▶ WRITTEN PROBLEM:
From the listing below, extract every line containing "this".

-------- LISTING

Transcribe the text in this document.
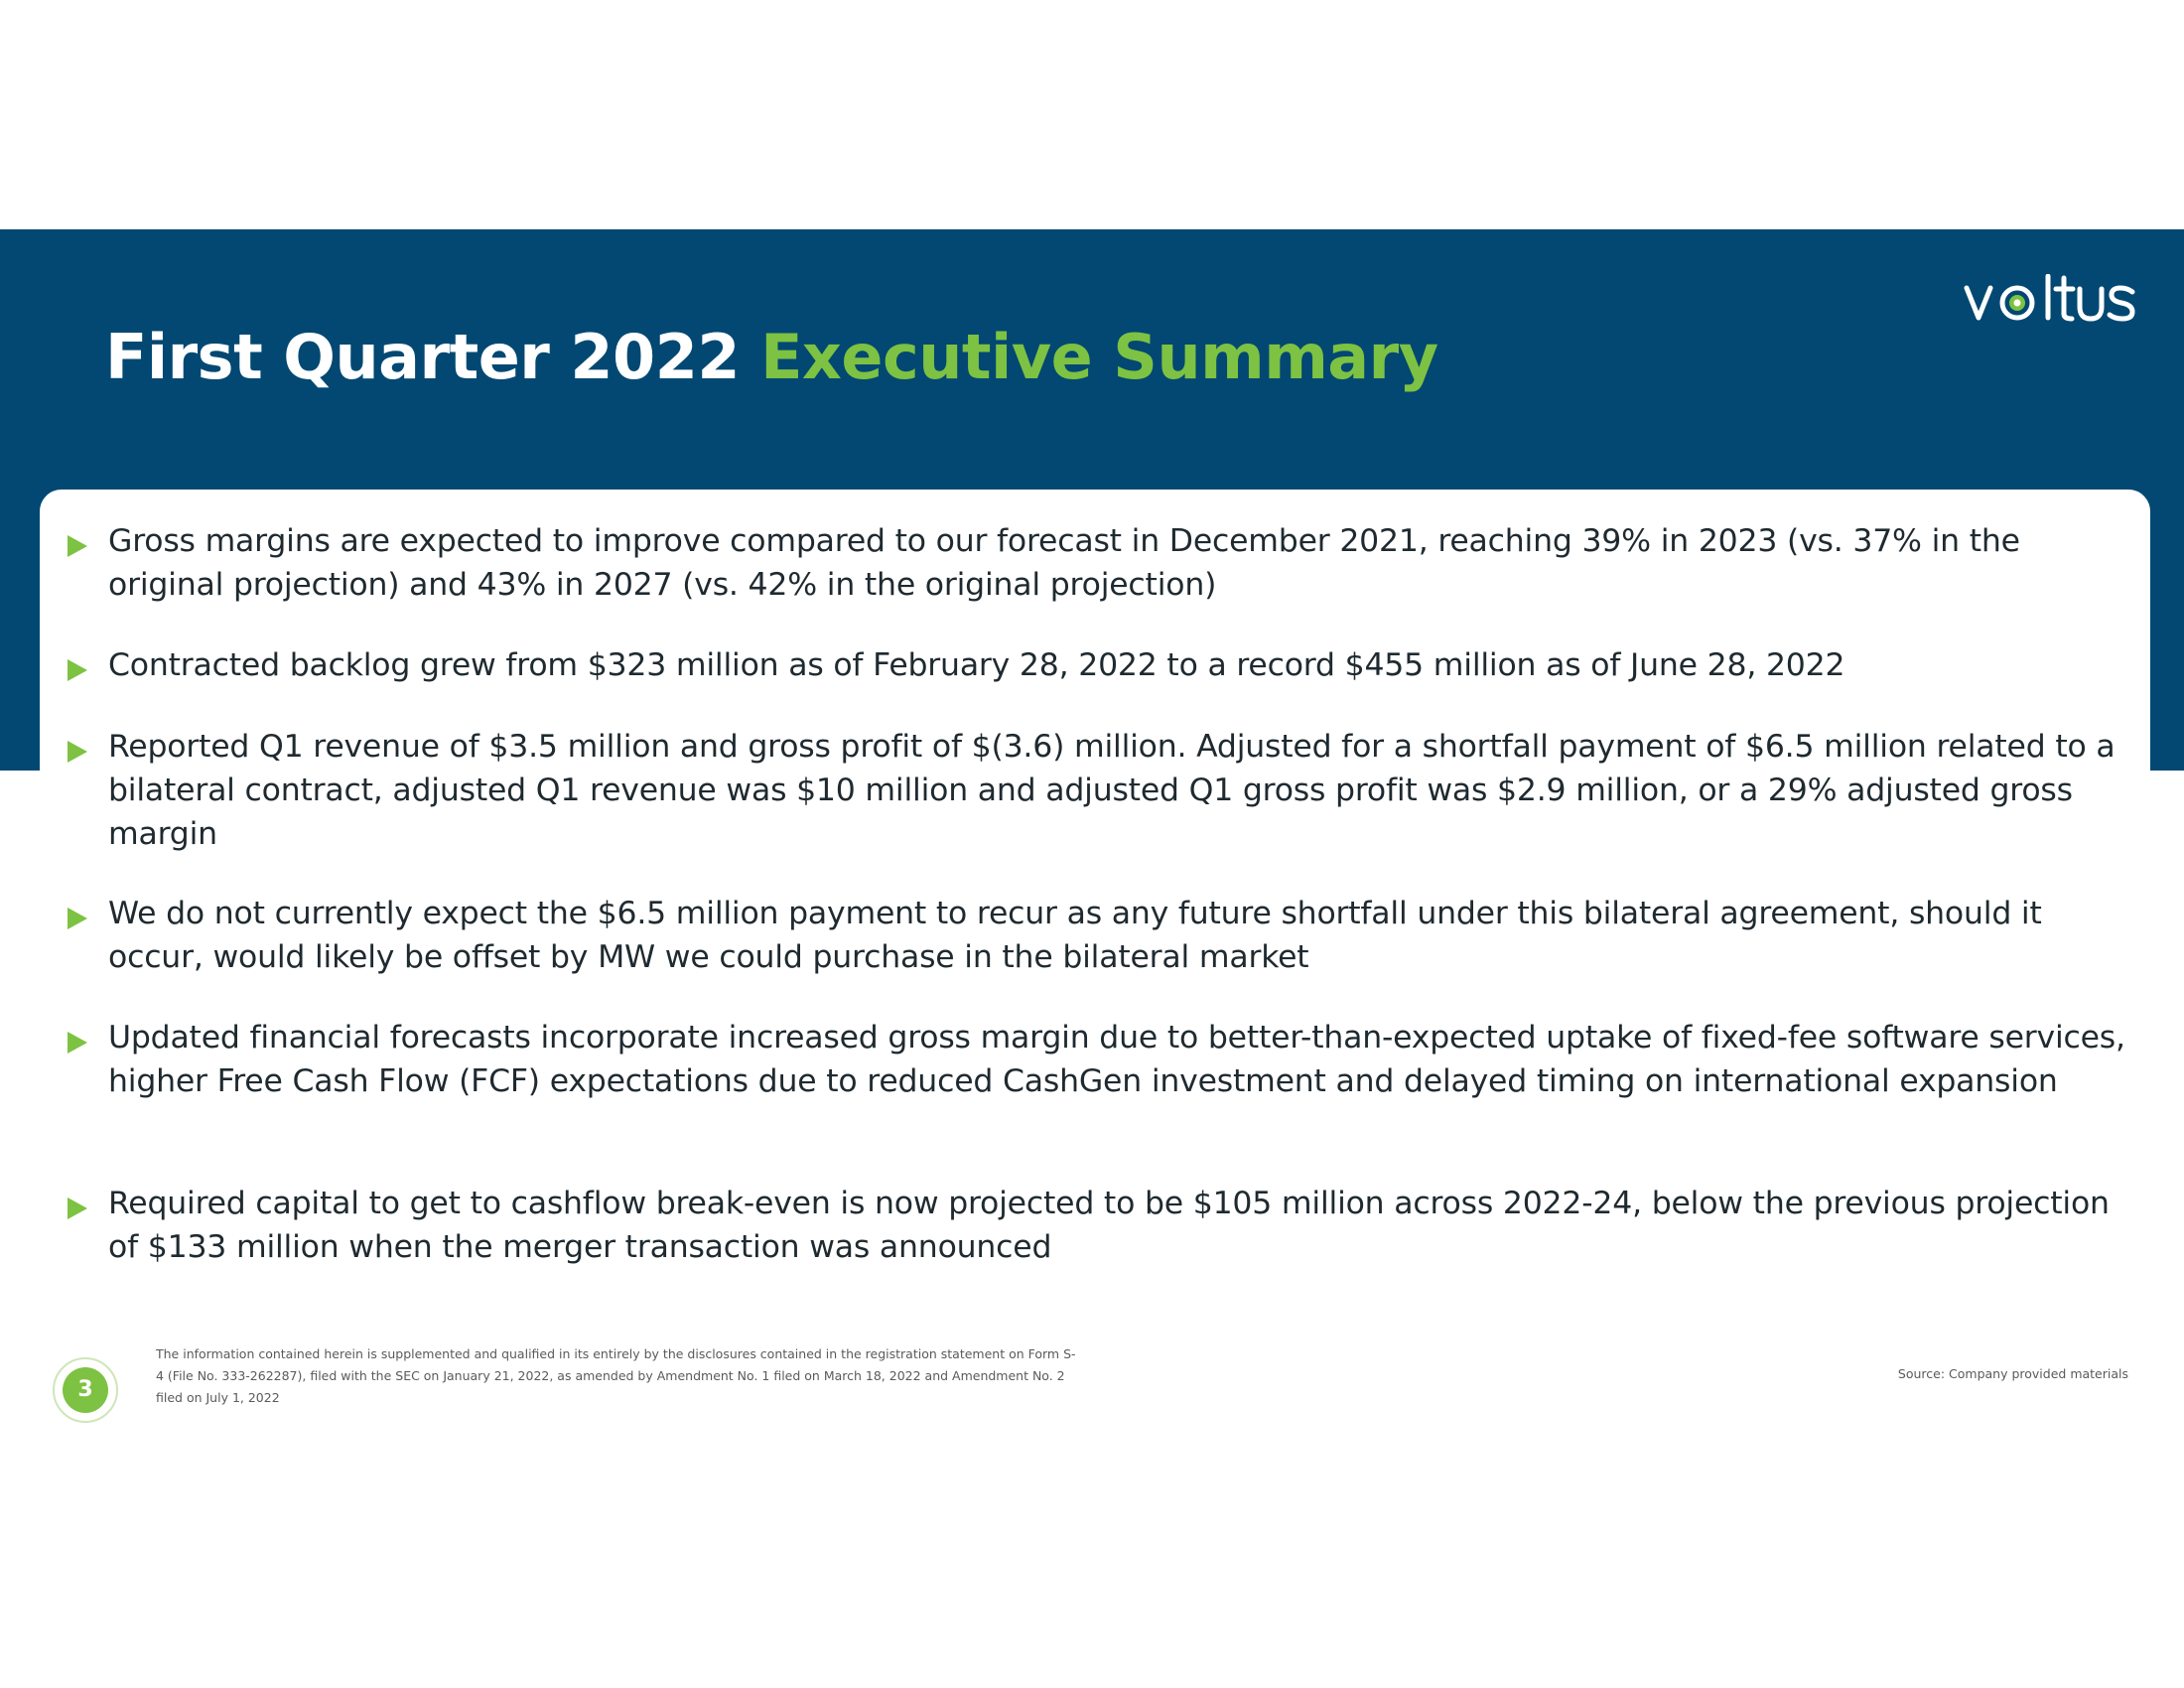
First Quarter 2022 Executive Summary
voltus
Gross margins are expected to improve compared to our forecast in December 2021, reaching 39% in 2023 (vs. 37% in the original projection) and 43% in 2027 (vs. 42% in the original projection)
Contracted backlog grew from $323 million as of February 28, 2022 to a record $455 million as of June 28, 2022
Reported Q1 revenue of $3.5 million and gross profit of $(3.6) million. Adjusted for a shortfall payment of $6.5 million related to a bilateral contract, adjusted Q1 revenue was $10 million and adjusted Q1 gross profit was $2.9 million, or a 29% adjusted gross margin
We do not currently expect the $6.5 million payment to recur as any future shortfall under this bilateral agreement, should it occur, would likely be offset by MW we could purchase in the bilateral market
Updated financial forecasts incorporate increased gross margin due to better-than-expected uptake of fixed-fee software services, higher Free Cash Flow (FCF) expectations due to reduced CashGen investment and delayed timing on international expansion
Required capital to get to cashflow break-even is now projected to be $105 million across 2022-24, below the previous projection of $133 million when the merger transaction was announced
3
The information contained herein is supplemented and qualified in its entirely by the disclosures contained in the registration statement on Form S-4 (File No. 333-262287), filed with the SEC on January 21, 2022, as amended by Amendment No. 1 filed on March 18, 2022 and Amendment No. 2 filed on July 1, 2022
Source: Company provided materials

----------------

▶ EXERCISE RESULT:
Transcribe the text in this document.
We do not currently expect the $6.5 million payment to recur as any future shortfall under this bilateral agreement, should it occur, would likely be offset by MW we could purchase in the bilateral market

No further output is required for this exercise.